Recorded data
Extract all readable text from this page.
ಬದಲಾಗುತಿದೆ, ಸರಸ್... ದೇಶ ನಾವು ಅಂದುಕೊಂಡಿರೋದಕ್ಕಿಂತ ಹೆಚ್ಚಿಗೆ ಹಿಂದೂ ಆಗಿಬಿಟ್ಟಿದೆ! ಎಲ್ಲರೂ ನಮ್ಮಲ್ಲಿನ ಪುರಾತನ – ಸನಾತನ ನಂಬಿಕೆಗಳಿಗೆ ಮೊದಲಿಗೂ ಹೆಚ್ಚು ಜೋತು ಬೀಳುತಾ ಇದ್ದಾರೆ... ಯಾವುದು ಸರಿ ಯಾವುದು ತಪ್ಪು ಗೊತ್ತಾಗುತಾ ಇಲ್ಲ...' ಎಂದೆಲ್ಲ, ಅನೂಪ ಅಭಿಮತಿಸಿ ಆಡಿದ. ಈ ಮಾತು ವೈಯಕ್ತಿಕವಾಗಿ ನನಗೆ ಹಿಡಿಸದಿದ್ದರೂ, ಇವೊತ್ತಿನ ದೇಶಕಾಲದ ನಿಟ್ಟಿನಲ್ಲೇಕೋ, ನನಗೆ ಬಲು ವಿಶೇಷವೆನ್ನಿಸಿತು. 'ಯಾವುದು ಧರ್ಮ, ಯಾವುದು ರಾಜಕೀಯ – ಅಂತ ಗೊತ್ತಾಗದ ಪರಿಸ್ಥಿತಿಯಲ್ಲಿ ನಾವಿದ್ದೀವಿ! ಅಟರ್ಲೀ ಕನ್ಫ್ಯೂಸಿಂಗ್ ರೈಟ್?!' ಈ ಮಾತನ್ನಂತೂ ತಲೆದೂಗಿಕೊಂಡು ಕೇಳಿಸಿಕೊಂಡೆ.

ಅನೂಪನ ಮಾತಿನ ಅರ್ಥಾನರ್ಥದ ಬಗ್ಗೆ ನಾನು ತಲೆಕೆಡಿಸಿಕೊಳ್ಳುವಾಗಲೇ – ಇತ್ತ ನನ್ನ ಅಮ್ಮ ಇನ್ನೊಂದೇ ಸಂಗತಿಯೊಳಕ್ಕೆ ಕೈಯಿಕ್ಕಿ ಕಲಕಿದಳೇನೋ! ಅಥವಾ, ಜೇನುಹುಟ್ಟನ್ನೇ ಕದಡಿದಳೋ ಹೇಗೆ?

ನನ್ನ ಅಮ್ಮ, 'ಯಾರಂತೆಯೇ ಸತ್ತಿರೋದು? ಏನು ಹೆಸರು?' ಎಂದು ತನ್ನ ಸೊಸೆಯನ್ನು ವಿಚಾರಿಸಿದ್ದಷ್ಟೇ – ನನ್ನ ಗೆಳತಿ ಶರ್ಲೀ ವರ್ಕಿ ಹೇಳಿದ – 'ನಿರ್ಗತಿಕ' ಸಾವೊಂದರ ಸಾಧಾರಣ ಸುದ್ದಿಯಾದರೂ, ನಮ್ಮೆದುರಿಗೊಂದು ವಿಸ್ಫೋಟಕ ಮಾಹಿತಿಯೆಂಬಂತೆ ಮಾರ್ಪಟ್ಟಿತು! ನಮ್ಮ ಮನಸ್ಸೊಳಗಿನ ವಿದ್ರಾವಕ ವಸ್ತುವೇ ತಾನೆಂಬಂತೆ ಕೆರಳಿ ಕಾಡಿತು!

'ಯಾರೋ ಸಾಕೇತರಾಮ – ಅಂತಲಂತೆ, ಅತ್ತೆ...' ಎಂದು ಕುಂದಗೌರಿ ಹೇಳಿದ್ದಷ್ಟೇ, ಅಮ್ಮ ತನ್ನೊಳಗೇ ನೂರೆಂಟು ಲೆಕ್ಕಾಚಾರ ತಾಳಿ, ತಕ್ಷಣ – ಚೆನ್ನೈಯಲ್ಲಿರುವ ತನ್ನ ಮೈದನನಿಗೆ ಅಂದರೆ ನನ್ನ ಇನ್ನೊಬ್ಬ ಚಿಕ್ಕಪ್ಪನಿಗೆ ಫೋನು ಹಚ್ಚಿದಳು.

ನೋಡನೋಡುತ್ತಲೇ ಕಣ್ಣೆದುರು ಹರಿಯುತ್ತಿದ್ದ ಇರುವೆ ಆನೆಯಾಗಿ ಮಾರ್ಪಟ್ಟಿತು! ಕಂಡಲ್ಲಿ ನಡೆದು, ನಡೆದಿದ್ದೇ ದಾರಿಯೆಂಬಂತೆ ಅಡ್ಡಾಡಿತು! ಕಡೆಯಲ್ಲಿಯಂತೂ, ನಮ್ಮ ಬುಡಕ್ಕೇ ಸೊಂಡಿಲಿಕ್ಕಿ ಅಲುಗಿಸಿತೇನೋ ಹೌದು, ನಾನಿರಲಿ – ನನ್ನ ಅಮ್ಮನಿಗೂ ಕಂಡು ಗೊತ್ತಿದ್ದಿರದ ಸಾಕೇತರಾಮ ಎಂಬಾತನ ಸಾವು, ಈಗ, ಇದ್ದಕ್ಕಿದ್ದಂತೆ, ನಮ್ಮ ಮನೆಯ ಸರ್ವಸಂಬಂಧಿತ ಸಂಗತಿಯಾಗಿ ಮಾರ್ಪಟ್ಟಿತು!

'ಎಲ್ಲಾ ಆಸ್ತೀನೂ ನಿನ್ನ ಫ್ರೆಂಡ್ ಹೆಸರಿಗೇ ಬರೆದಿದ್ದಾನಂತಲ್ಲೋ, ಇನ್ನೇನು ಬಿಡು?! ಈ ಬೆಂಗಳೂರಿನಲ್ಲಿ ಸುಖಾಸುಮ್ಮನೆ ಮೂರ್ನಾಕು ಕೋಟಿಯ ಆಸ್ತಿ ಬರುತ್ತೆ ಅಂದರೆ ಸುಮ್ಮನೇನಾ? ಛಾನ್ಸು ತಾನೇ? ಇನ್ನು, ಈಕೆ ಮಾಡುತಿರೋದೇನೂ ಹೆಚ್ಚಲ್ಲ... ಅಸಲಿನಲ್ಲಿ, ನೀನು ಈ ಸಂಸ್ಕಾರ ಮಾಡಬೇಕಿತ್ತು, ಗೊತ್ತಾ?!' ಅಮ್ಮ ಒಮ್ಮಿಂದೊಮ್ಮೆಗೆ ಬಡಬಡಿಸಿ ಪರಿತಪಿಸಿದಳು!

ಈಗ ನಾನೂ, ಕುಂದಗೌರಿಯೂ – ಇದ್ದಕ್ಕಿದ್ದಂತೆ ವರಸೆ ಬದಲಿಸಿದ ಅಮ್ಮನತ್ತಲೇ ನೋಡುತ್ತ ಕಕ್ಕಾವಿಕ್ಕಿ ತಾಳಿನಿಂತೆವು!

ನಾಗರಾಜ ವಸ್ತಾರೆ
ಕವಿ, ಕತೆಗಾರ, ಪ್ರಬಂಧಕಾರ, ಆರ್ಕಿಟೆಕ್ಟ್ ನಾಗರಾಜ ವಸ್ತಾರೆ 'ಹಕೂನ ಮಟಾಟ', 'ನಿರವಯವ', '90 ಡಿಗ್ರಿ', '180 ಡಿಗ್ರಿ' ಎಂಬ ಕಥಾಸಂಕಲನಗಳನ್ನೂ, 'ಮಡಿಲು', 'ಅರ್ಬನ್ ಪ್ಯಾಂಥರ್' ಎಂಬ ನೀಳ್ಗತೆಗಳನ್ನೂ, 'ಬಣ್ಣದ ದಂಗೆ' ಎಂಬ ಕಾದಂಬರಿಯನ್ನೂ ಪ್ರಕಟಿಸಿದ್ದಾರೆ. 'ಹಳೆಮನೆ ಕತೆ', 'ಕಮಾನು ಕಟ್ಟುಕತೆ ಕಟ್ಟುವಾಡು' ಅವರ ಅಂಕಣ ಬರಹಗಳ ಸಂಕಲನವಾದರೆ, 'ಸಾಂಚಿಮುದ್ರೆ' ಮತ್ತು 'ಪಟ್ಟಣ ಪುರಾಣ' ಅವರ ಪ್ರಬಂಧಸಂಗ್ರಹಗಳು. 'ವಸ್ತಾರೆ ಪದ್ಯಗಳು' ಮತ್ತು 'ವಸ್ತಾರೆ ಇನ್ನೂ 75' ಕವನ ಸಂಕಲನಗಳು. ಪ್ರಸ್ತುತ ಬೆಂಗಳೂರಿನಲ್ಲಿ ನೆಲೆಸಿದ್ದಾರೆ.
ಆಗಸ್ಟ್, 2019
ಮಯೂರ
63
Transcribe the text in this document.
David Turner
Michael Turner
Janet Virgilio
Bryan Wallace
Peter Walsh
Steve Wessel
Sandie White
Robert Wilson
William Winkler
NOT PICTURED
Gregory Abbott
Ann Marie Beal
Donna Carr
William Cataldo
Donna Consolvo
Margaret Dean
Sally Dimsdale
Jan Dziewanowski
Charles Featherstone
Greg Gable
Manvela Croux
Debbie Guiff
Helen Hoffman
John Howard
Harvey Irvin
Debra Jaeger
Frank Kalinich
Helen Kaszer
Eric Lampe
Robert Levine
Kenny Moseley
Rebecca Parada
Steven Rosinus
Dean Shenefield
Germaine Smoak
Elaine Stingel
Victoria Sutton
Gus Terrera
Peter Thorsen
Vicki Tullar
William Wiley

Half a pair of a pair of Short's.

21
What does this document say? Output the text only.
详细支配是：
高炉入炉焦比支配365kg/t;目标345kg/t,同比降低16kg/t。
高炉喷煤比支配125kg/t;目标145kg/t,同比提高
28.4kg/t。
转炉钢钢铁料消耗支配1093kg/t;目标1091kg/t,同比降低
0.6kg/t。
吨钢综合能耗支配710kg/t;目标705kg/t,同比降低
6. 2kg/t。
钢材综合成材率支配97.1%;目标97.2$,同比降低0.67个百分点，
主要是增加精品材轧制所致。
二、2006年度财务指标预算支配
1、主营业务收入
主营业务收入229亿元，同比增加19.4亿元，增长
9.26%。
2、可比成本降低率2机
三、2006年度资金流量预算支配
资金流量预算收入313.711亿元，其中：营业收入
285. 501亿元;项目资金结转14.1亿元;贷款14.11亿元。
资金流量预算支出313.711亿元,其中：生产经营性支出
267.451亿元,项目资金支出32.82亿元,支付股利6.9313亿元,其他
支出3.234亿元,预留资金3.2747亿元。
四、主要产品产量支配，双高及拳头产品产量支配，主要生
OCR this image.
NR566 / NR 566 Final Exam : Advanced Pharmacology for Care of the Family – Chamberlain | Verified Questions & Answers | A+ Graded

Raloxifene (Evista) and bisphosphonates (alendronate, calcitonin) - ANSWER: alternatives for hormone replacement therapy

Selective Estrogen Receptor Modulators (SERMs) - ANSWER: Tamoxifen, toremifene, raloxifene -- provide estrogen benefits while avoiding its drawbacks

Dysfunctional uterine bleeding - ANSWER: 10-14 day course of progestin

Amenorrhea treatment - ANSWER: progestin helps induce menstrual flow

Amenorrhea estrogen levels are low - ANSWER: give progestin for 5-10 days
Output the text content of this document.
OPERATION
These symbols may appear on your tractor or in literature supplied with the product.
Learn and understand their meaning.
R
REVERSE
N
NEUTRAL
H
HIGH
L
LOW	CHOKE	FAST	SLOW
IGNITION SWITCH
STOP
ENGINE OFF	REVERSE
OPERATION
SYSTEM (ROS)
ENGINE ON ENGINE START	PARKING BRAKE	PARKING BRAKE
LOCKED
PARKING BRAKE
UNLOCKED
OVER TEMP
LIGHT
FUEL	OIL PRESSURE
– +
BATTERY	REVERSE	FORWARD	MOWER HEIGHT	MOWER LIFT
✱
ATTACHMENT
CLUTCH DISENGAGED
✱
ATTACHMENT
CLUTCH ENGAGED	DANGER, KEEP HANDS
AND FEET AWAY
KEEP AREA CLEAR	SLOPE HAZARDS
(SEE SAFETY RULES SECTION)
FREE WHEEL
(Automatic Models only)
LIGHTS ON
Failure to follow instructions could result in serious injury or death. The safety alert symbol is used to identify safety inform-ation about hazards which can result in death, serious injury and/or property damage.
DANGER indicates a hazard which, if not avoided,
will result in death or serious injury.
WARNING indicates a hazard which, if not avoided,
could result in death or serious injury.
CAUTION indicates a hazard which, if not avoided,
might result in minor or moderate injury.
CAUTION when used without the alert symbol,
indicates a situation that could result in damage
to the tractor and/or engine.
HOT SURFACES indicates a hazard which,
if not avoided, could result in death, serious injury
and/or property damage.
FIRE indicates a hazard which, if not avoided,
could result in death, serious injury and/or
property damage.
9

Task requirements =
Look over the records above and copy each line that includes the string "avoided".

Result of the task =
DANGER indicates a hazard which, if not avoided,
WARNING indicates a hazard which, if not avoided,
CAUTION indicates a hazard which, if not avoided,
if not avoided, could result in death, serious injury
FIRE indicates a hazard which, if not avoided,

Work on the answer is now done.